* begin Working data *

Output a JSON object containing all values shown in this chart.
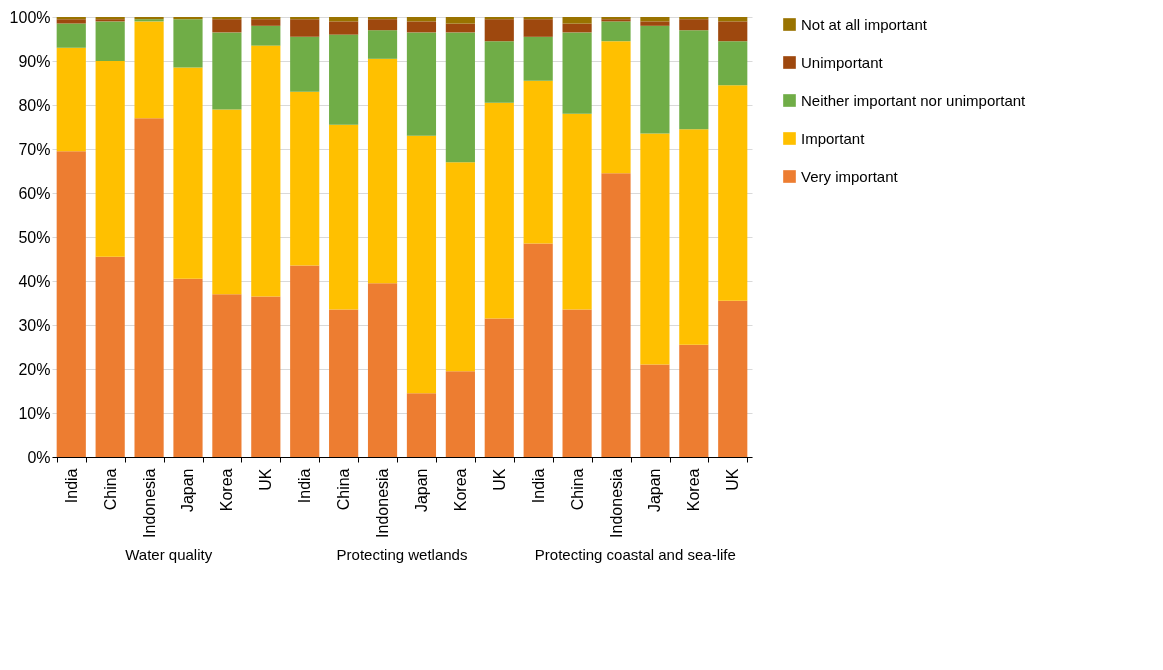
{
  "chart_data": {
    "type": "bar",
    "stacked": true,
    "categories": [
      "India",
      "China",
      "Indonesia",
      "Japan",
      "Korea",
      "UK",
      "India",
      "China",
      "Indonesia",
      "Japan",
      "Korea",
      "UK",
      "India",
      "China",
      "Indonesia",
      "Japan",
      "Korea",
      "UK"
    ],
    "series": [
      {
        "name": "Very important",
        "color": "#ed7d31",
        "values": [
          69.5,
          45.5,
          77,
          40.5,
          37,
          36.5,
          43.5,
          33.5,
          39.5,
          14.5,
          19.5,
          31.5,
          48.5,
          33.5,
          64.5,
          21,
          25.5,
          35.5
        ]
      },
      {
        "name": "Important",
        "color": "#ffc000",
        "values": [
          23.5,
          44.5,
          22,
          48,
          42,
          57,
          39.5,
          42,
          51,
          58.5,
          47.5,
          49,
          37,
          44.5,
          30,
          52.5,
          49,
          49
        ]
      },
      {
        "name": "Neither important nor unimportant",
        "color": "#70ad47",
        "values": [
          5.5,
          9,
          0.5,
          11,
          17.5,
          4.5,
          12.5,
          20.5,
          6.5,
          23.5,
          29.5,
          14,
          10,
          18.5,
          4.5,
          24.5,
          22.5,
          10
        ]
      },
      {
        "name": "Unimportant",
        "color": "#9e480e",
        "values": [
          1,
          0.5,
          0,
          0,
          3,
          1.5,
          4,
          3,
          2.5,
          2.5,
          2,
          5,
          4,
          2,
          0.5,
          1,
          2.5,
          4.5
        ]
      },
      {
        "name": "Not at all important",
        "color": "#997300",
        "values": [
          0.5,
          0.5,
          0.5,
          0.5,
          0.5,
          0.5,
          0.5,
          1,
          0.5,
          1,
          1.5,
          0.5,
          0.5,
          1.5,
          0.5,
          1,
          0.5,
          1
        ]
      }
    ],
    "ylim": [
      0,
      100
    ],
    "yticks": [
      {
        "value": 0,
        "label": "0%"
      },
      {
        "value": 10,
        "label": "10%"
      },
      {
        "value": 20,
        "label": "20%"
      },
      {
        "value": 30,
        "label": "30%"
      },
      {
        "value": 40,
        "label": "40%"
      },
      {
        "value": 50,
        "label": "50%"
      },
      {
        "value": 60,
        "label": "60%"
      },
      {
        "value": 70,
        "label": "70%"
      },
      {
        "value": 80,
        "label": "80%"
      },
      {
        "value": 90,
        "label": "90%"
      },
      {
        "value": 100,
        "label": "100%"
      }
    ],
    "grid": "y",
    "legend": "right",
    "annotations": [
      "Water quality",
      "Protecting wetlands",
      "Protecting coastal and sea-life"
    ]
  }
}
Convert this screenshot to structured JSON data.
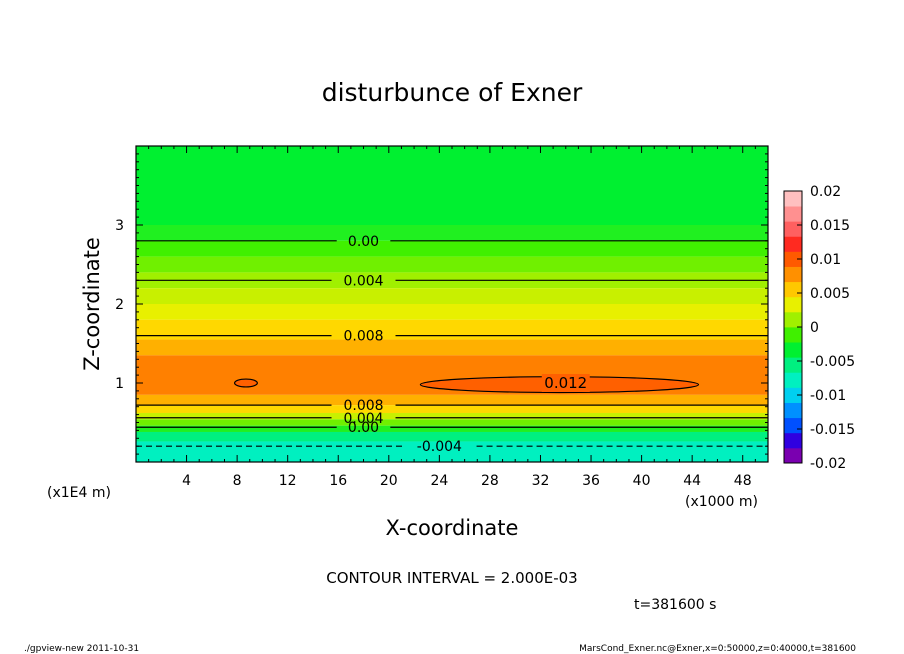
{
  "chart_data": {
    "type": "heatmap",
    "title": "disturbunce of Exner",
    "xlabel": "X-coordinate",
    "ylabel": "Z-coordinate",
    "x_unit": "(x1000 m)",
    "y_unit": "(x1E4 m)",
    "xlim": [
      0,
      50
    ],
    "ylim": [
      0,
      4
    ],
    "x_ticks": [
      4,
      8,
      12,
      16,
      20,
      24,
      28,
      32,
      36,
      40,
      44,
      48
    ],
    "y_ticks": [
      1,
      2,
      3
    ],
    "colorbar": {
      "min": -0.02,
      "max": 0.02,
      "tick_labels": [
        "0.02",
        "0.015",
        "0.01",
        "0.005",
        "0",
        "-0.005",
        "-0.01",
        "-0.015",
        "-0.02"
      ],
      "colors": [
        "#7a00b0",
        "#3000e0",
        "#0050ff",
        "#0090ff",
        "#00d0f0",
        "#00f0c0",
        "#00f080",
        "#00f030",
        "#40f000",
        "#a0f000",
        "#e8f000",
        "#ffc800",
        "#ff9000",
        "#ff5a00",
        "#ff2a20",
        "#ff6060",
        "#ff9090",
        "#ffc0c0"
      ]
    },
    "bands": [
      {
        "zmin": 3.0,
        "zmax": 4.0,
        "value": 0.0,
        "color": "#00f030"
      },
      {
        "zmin": 2.8,
        "zmax": 3.0,
        "value": 0.001,
        "color": "#20f020"
      },
      {
        "zmin": 2.6,
        "zmax": 2.8,
        "value": 0.002,
        "color": "#40f000"
      },
      {
        "zmin": 2.4,
        "zmax": 2.6,
        "value": 0.003,
        "color": "#70f000"
      },
      {
        "zmin": 2.2,
        "zmax": 2.4,
        "value": 0.004,
        "color": "#a0f000"
      },
      {
        "zmin": 2.0,
        "zmax": 2.2,
        "value": 0.005,
        "color": "#c8f000"
      },
      {
        "zmin": 1.8,
        "zmax": 2.0,
        "value": 0.006,
        "color": "#e8f000"
      },
      {
        "zmin": 1.55,
        "zmax": 1.8,
        "value": 0.007,
        "color": "#ffd800"
      },
      {
        "zmin": 1.35,
        "zmax": 1.55,
        "value": 0.009,
        "color": "#ffb000"
      },
      {
        "zmin": 0.85,
        "zmax": 1.35,
        "value": 0.011,
        "color": "#ff8000"
      },
      {
        "zmin": 0.72,
        "zmax": 0.85,
        "value": 0.009,
        "color": "#ffb000"
      },
      {
        "zmin": 0.62,
        "zmax": 0.72,
        "value": 0.007,
        "color": "#ffd800"
      },
      {
        "zmin": 0.54,
        "zmax": 0.62,
        "value": 0.005,
        "color": "#c8f000"
      },
      {
        "zmin": 0.46,
        "zmax": 0.54,
        "value": 0.003,
        "color": "#70f000"
      },
      {
        "zmin": 0.38,
        "zmax": 0.46,
        "value": 0.001,
        "color": "#20f020"
      },
      {
        "zmin": 0.26,
        "zmax": 0.38,
        "value": -0.001,
        "color": "#00f080"
      },
      {
        "zmin": 0.0,
        "zmax": 0.26,
        "value": -0.003,
        "color": "#00f0c0"
      }
    ],
    "contours": [
      {
        "level": 0.0,
        "z": 2.8,
        "label": "0.00",
        "label_x": 18
      },
      {
        "level": 0.004,
        "z": 2.3,
        "label": "0.004",
        "label_x": 18
      },
      {
        "level": 0.008,
        "z": 1.6,
        "label": "0.008",
        "label_x": 18
      },
      {
        "level": 0.008,
        "z": 0.72,
        "label": "0.008",
        "label_x": 18
      },
      {
        "level": 0.004,
        "z": 0.56,
        "label": "0.004",
        "label_x": 18
      },
      {
        "level": 0.0,
        "z": 0.44,
        "label": "0.00",
        "label_x": 18
      },
      {
        "level": -0.004,
        "z": 0.2,
        "label": "-0.004",
        "label_x": 24,
        "dashed": true
      }
    ],
    "closed_contours": [
      {
        "level": 0.012,
        "label": "0.012",
        "x0": 22.5,
        "x1": 44.5,
        "z0": 0.88,
        "z1": 1.08,
        "label_x": 34,
        "label_z": 1.0
      },
      {
        "level": 0.012,
        "label": "",
        "x0": 7.8,
        "x1": 9.6,
        "z0": 0.95,
        "z1": 1.05
      }
    ],
    "contour_interval_text": "CONTOUR INTERVAL = 2.000E-03",
    "time_text": "t=381600 s"
  },
  "footer": {
    "left": "./gpview-new  2011-10-31",
    "right": "MarsCond_Exner.nc@Exner,x=0:50000,z=0:40000,t=381600"
  }
}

* end Working data *

» Task to carry out: Leaving the pictures aside, transcribe the entire listing exactly.

» Finished answer:
Output a JSON object containing all values shown in this chart.
{
  "chart_data": {
    "type": "bar",
    "stacked": true,
    "categories": [
      "India",
      "China",
      "Indonesia",
      "Japan",
      "Korea",
      "UK",
      "India",
      "China",
      "Indonesia",
      "Japan",
      "Korea",
      "UK",
      "India",
      "China",
      "Indonesia",
      "Japan",
      "Korea",
      "UK"
    ],
    "series": [
      {
        "name": "Very important",
        "color": "#ed7d31",
        "values": [
          69.5,
          45.5,
          77,
          40.5,
          37,
          36.5,
          43.5,
          33.5,
          39.5,
          14.5,
          19.5,
          31.5,
          48.5,
          33.5,
          64.5,
          21,
          25.5,
          35.5
        ]
      },
      {
        "name": "Important",
        "color": "#ffc000",
        "values": [
          23.5,
          44.5,
          22,
          48,
          42,
          57,
          39.5,
          42,
          51,
          58.5,
          47.5,
          49,
          37,
          44.5,
          30,
          52.5,
          49,
          49
        ]
      },
      {
        "name": "Neither important nor unimportant",
        "color": "#70ad47",
        "values": [
          5.5,
          9,
          0.5,
          11,
          17.5,
          4.5,
          12.5,
          20.5,
          6.5,
          23.5,
          29.5,
          14,
          10,
          18.5,
          4.5,
          24.5,
          22.5,
          10
        ]
      },
      {
        "name": "Unimportant",
        "color": "#9e480e",
        "values": [
          1,
          0.5,
          0,
          0,
          3,
          1.5,
          4,
          3,
          2.5,
          2.5,
          2,
          5,
          4,
          2,
          0.5,
          1,
          2.5,
          4.5
        ]
      },
      {
        "name": "Not at all important",
        "color": "#997300",
        "values": [
          0.5,
          0.5,
          0.5,
          0.5,
          0.5,
          0.5,
          0.5,
          1,
          0.5,
          1,
          1.5,
          0.5,
          0.5,
          1.5,
          0.5,
          1,
          0.5,
          1
        ]
      }
    ],
    "ylim": [
      0,
      100
    ],
    "yticks": [
      {
        "value": 0,
        "label": "0%"
      },
      {
        "value": 10,
        "label": "10%"
      },
      {
        "value": 20,
        "label": "20%"
      },
      {
        "value": 30,
        "label": "30%"
      },
      {
        "value": 40,
        "label": "40%"
      },
      {
        "value": 50,
        "label": "50%"
      },
      {
        "value": 60,
        "label": "60%"
      },
      {
        "value": 70,
        "label": "70%"
      },
      {
        "value": 80,
        "label": "80%"
      },
      {
        "value": 90,
        "label": "90%"
      },
      {
        "value": 100,
        "label": "100%"
      }
    ],
    "grid": "y",
    "legend": "right",
    "annotations": [
      "Water quality",
      "Protecting wetlands",
      "Protecting coastal and sea-life"
    ]
  }
}
Convert this screenshot to structured JSON data.
{
  "chart_data": {
    "type": "heatmap",
    "title": "disturbunce of Exner",
    "xlabel": "X-coordinate",
    "ylabel": "Z-coordinate",
    "x_unit": "(x1000 m)",
    "y_unit": "(x1E4 m)",
    "xlim": [
      0,
      50
    ],
    "ylim": [
      0,
      4
    ],
    "x_ticks": [
      4,
      8,
      12,
      16,
      20,
      24,
      28,
      32,
      36,
      40,
      44,
      48
    ],
    "y_ticks": [
      1,
      2,
      3
    ],
    "colorbar": {
      "min": -0.02,
      "max": 0.02,
      "tick_labels": [
        "0.02",
        "0.015",
        "0.01",
        "0.005",
        "0",
        "-0.005",
        "-0.01",
        "-0.015",
        "-0.02"
      ],
      "colors": [
        "#7a00b0",
        "#3000e0",
        "#0050ff",
        "#0090ff",
        "#00d0f0",
        "#00f0c0",
        "#00f080",
        "#00f030",
        "#40f000",
        "#a0f000",
        "#e8f000",
        "#ffc800",
        "#ff9000",
        "#ff5a00",
        "#ff2a20",
        "#ff6060",
        "#ff9090",
        "#ffc0c0"
      ]
    },
    "bands": [
      {
        "zmin": 3.0,
        "zmax": 4.0,
        "value": 0.0,
        "color": "#00f030"
      },
      {
        "zmin": 2.8,
        "zmax": 3.0,
        "value": 0.001,
        "color": "#20f020"
      },
      {
        "zmin": 2.6,
        "zmax": 2.8,
        "value": 0.002,
        "color": "#40f000"
      },
      {
        "zmin": 2.4,
        "zmax": 2.6,
        "value": 0.003,
        "color": "#70f000"
      },
      {
        "zmin": 2.2,
        "zmax": 2.4,
        "value": 0.004,
        "color": "#a0f000"
      },
      {
        "zmin": 2.0,
        "zmax": 2.2,
        "value": 0.005,
        "color": "#c8f000"
      },
      {
        "zmin": 1.8,
        "zmax": 2.0,
        "value": 0.006,
        "color": "#e8f000"
      },
      {
        "zmin": 1.55,
        "zmax": 1.8,
        "value": 0.007,
        "color": "#ffd800"
      },
      {
        "zmin": 1.35,
        "zmax": 1.55,
        "value": 0.009,
        "color": "#ffb000"
      },
      {
        "zmin": 0.85,
        "zmax": 1.35,
        "value": 0.011,
        "color": "#ff8000"
      },
      {
        "zmin": 0.72,
        "zmax": 0.85,
        "value": 0.009,
        "color": "#ffb000"
      },
      {
        "zmin": 0.62,
        "zmax": 0.72,
        "value": 0.007,
        "color": "#ffd800"
      },
      {
        "zmin": 0.54,
        "zmax": 0.62,
        "value": 0.005,
        "color": "#c8f000"
      },
      {
        "zmin": 0.46,
        "zmax": 0.54,
        "value": 0.003,
        "color": "#70f000"
      },
      {
        "zmin": 0.38,
        "zmax": 0.46,
        "value": 0.001,
        "color": "#20f020"
      },
      {
        "zmin": 0.26,
        "zmax": 0.38,
        "value": -0.001,
        "color": "#00f080"
      },
      {
        "zmin": 0.0,
        "zmax": 0.26,
        "value": -0.003,
        "color": "#00f0c0"
      }
    ],
    "contours": [
      {
        "level": 0.0,
        "z": 2.8,
        "label": "0.00",
        "label_x": 18
      },
      {
        "level": 0.004,
        "z": 2.3,
        "label": "0.004",
        "label_x": 18
      },
      {
        "level": 0.008,
        "z": 1.6,
        "label": "0.008",
        "label_x": 18
      },
      {
        "level": 0.008,
        "z": 0.72,
        "label": "0.008",
        "label_x": 18
      },
      {
        "level": 0.004,
        "z": 0.56,
        "label": "0.004",
        "label_x": 18
      },
      {
        "level": 0.0,
        "z": 0.44,
        "label": "0.00",
        "label_x": 18
      },
      {
        "level": -0.004,
        "z": 0.2,
        "label": "-0.004",
        "label_x": 24,
        "dashed": true
      }
    ],
    "closed_contours": [
      {
        "level": 0.012,
        "label": "0.012",
        "x0": 22.5,
        "x1": 44.5,
        "z0": 0.88,
        "z1": 1.08,
        "label_x": 34,
        "label_z": 1.0
      },
      {
        "level": 0.012,
        "label": "",
        "x0": 7.8,
        "x1": 9.6,
        "z0": 0.95,
        "z1": 1.05
      }
    ],
    "contour_interval_text": "CONTOUR INTERVAL = 2.000E-03",
    "time_text": "t=381600 s"
  },
  "footer": {
    "left": "./gpview-new  2011-10-31",
    "right": "MarsCond_Exner.nc@Exner,x=0:50000,z=0:40000,t=381600"
  }
}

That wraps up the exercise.